SHORT EXERCISE |
Repeat the material exactly, every line of it.

STORED DATA |
=-=-=-=-=
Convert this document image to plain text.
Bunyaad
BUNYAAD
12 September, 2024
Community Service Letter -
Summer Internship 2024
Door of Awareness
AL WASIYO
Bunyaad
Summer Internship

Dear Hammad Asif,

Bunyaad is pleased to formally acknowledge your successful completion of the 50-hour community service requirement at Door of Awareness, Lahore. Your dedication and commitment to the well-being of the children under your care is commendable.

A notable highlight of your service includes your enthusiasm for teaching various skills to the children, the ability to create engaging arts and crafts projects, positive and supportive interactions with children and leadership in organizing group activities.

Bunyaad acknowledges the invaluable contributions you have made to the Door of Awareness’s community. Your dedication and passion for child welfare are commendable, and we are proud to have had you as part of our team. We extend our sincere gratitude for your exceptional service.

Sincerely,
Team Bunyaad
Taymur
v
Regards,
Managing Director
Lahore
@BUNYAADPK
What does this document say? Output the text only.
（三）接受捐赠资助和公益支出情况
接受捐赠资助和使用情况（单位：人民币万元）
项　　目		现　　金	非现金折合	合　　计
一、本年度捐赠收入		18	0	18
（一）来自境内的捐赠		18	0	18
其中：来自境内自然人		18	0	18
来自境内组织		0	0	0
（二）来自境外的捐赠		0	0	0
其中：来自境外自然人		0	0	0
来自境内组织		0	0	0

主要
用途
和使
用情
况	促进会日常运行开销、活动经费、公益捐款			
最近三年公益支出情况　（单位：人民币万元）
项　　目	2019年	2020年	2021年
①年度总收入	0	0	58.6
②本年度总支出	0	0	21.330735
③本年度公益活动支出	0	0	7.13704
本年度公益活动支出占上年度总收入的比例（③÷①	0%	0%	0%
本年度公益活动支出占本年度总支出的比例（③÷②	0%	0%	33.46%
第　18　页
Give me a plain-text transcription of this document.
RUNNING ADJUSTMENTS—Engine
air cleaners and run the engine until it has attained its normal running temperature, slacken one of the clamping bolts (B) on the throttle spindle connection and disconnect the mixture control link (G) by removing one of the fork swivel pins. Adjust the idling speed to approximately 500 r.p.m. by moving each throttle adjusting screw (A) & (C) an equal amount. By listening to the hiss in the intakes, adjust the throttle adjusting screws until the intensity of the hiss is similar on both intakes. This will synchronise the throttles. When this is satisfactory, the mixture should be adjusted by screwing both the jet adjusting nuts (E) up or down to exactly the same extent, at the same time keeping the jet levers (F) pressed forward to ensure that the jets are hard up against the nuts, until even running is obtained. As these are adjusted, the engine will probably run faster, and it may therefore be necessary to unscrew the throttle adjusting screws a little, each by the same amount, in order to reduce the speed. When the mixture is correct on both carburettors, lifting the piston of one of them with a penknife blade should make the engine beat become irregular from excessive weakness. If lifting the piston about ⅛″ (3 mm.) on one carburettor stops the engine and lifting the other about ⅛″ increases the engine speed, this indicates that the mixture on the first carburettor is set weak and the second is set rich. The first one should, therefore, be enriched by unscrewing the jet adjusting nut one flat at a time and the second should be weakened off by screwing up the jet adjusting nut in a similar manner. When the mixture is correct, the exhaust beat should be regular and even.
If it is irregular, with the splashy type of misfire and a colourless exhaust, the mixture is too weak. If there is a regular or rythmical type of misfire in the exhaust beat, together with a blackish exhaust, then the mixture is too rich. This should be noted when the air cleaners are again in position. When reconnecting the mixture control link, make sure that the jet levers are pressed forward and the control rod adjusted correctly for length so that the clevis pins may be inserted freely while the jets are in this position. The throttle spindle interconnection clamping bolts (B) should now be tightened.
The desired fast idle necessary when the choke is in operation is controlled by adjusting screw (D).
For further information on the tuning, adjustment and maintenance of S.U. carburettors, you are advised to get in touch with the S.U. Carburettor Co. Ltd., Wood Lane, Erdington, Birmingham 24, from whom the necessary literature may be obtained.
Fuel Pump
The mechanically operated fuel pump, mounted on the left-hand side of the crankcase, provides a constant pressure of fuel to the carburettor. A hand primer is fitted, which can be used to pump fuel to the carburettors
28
=-=-=-=-=
COMPLETE ANSWER |
Convert this document image to plain text.
Bunyaad
BUNYAAD
12 September, 2024
Community Service Letter -
Summer Internship 2024
Door of Awareness
AL WASIYO
Bunyaad
Summer Internship

Dear Hammad Asif,

Bunyaad is pleased to formally acknowledge your successful completion of the 50-hour community service requirement at Door of Awareness, Lahore. Your dedication and commitment to the well-being of the children under your care is commendable.

A notable highlight of your service includes your enthusiasm for teaching various skills to the children, the ability to create engaging arts and crafts projects, positive and supportive interactions with children and leadership in organizing group activities.

Bunyaad acknowledges the invaluable contributions you have made to the Door of Awareness’s community. Your dedication and passion for child welfare are commendable, and we are proud to have had you as part of our team. We extend our sincere gratitude for your exceptional service.

Sincerely,
Team Bunyaad
Taymur
v
Regards,
Managing Director
Lahore
@BUNYAADPK
What does this document say? Output the text only.
（三）接受捐赠资助和公益支出情况
接受捐赠资助和使用情况（单位：人民币万元）
项　　目		现　　金	非现金折合	合　　计
一、本年度捐赠收入		18	0	18
（一）来自境内的捐赠		18	0	18
其中：来自境内自然人		18	0	18
来自境内组织		0	0	0
（二）来自境外的捐赠		0	0	0
其中：来自境外自然人		0	0	0
来自境内组织		0	0	0

主要
用途
和使
用情
况	促进会日常运行开销、活动经费、公益捐款			
最近三年公益支出情况　（单位：人民币万元）
项　　目	2019年	2020年	2021年
①年度总收入	0	0	58.6
②本年度总支出	0	0	21.330735
③本年度公益活动支出	0	0	7.13704
本年度公益活动支出占上年度总收入的比例（③÷①	0%	0%	0%
本年度公益活动支出占本年度总支出的比例（③÷②	0%	0%	33.46%
第　18　页
Give me a plain-text transcription of this document.
RUNNING ADJUSTMENTS—Engine
air cleaners and run the engine until it has attained its normal running temperature, slacken one of the clamping bolts (B) on the throttle spindle connection and disconnect the mixture control link (G) by removing one of the fork swivel pins. Adjust the idling speed to approximately 500 r.p.m. by moving each throttle adjusting screw (A) & (C) an equal amount. By listening to the hiss in the intakes, adjust the throttle adjusting screws until the intensity of the hiss is similar on both intakes. This will synchronise the throttles. When this is satisfactory, the mixture should be adjusted by screwing both the jet adjusting nuts (E) up or down to exactly the same extent, at the same time keeping the jet levers (F) pressed forward to ensure that the jets are hard up against the nuts, until even running is obtained. As these are adjusted, the engine will probably run faster, and it may therefore be necessary to unscrew the throttle adjusting screws a little, each by the same amount, in order to reduce the speed. When the mixture is correct on both carburettors, lifting the piston of one of them with a penknife blade should make the engine beat become irregular from excessive weakness. If lifting the piston about ⅛″ (3 mm.) on one carburettor stops the engine and lifting the other about ⅛″ increases the engine speed, this indicates that the mixture on the first carburettor is set weak and the second is set rich. The first one should, therefore, be enriched by unscrewing the jet adjusting nut one flat at a time and the second should be weakened off by screwing up the jet adjusting nut in a similar manner. When the mixture is correct, the exhaust beat should be regular and even.
If it is irregular, with the splashy type of misfire and a colourless exhaust, the mixture is too weak. If there is a regular or rythmical type of misfire in the exhaust beat, together with a blackish exhaust, then the mixture is too rich. This should be noted when the air cleaners are again in position. When reconnecting the mixture control link, make sure that the jet levers are pressed forward and the control rod adjusted correctly for length so that the clevis pins may be inserted freely while the jets are in this position. The throttle spindle interconnection clamping bolts (B) should now be tightened.
The desired fast idle necessary when the choke is in operation is controlled by adjusting screw (D).
For further information on the tuning, adjustment and maintenance of S.U. carburettors, you are advised to get in touch with the S.U. Carburettor Co. Ltd., Wood Lane, Erdington, Birmingham 24, from whom the necessary literature may be obtained.
Fuel Pump
The mechanically operated fuel pump, mounted on the left-hand side of the crankcase, provides a constant pressure of fuel to the carburettor. A hand primer is fitted, which can be used to pump fuel to the carburettors
28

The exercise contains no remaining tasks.